**Stated task:** Identify the lines that include the word "Anne", then copy all of them.

**Material for this exercise:**
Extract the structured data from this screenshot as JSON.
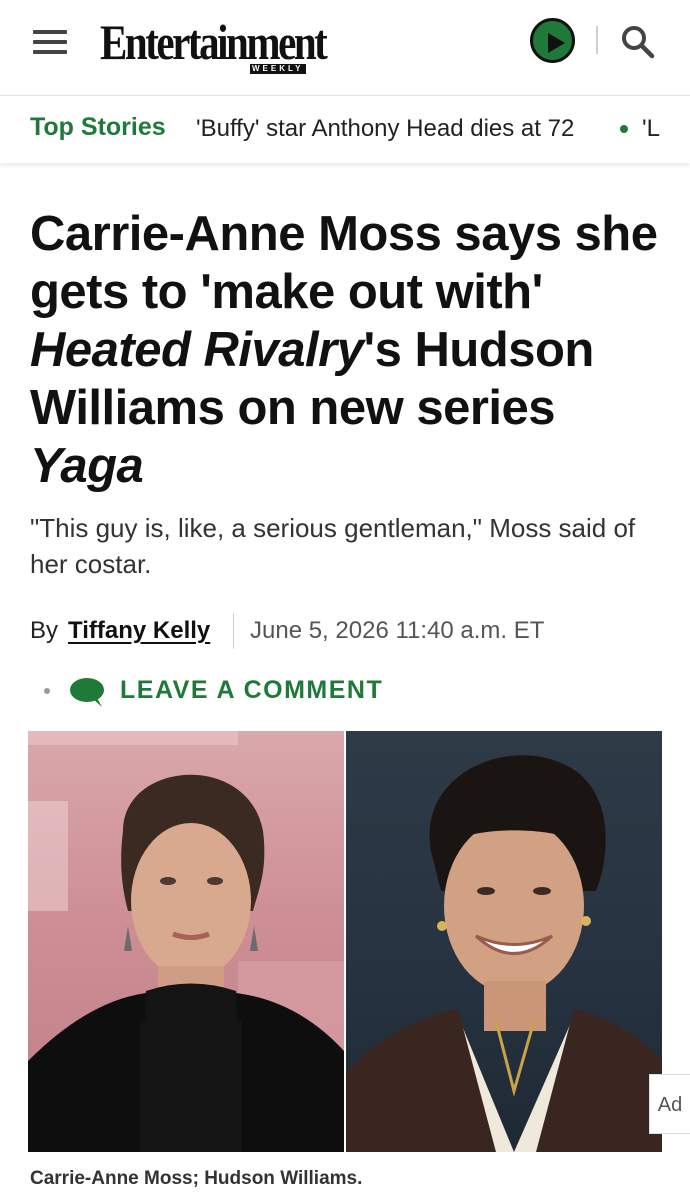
{
  "header": {
    "menu_icon": "hamburger-menu-icon",
    "logo_text": "Entertainment",
    "logo_subtext": "WEEKLY",
    "play_icon": "play-icon",
    "search_icon": "search-icon",
    "accent_color": "#1f7a3a"
  },
  "topbar": {
    "label": "Top Stories",
    "story": "'Buffy' star Anthony Head dies at 72",
    "next_story_fragment": "'L"
  },
  "article": {
    "headline_part1": "Carrie-Anne Moss says she gets to 'make out with' ",
    "headline_italic1": "Heated Rivalry",
    "headline_part2": "'s Hudson Williams on new series ",
    "headline_italic2": "Yaga",
    "dek": "\"This guy is, like, a serious gentleman,\" Moss said of her costar.",
    "byline_prefix": "By",
    "author": "Tiffany Kelly",
    "date": "June 5, 2026 11:40 a.m. ET",
    "comment_label": "LEAVE A COMMENT",
    "comment_icon": "comment-bubble-icon",
    "caption": "Carrie-Anne Moss; Hudson Williams.",
    "ad_label": "Ad"
  }
}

**Complete answer:**
    "headline_part1": "Carrie-Anne Moss says she gets to 'make out with' ",
    "caption": "Carrie-Anne Moss; Hudson Williams.",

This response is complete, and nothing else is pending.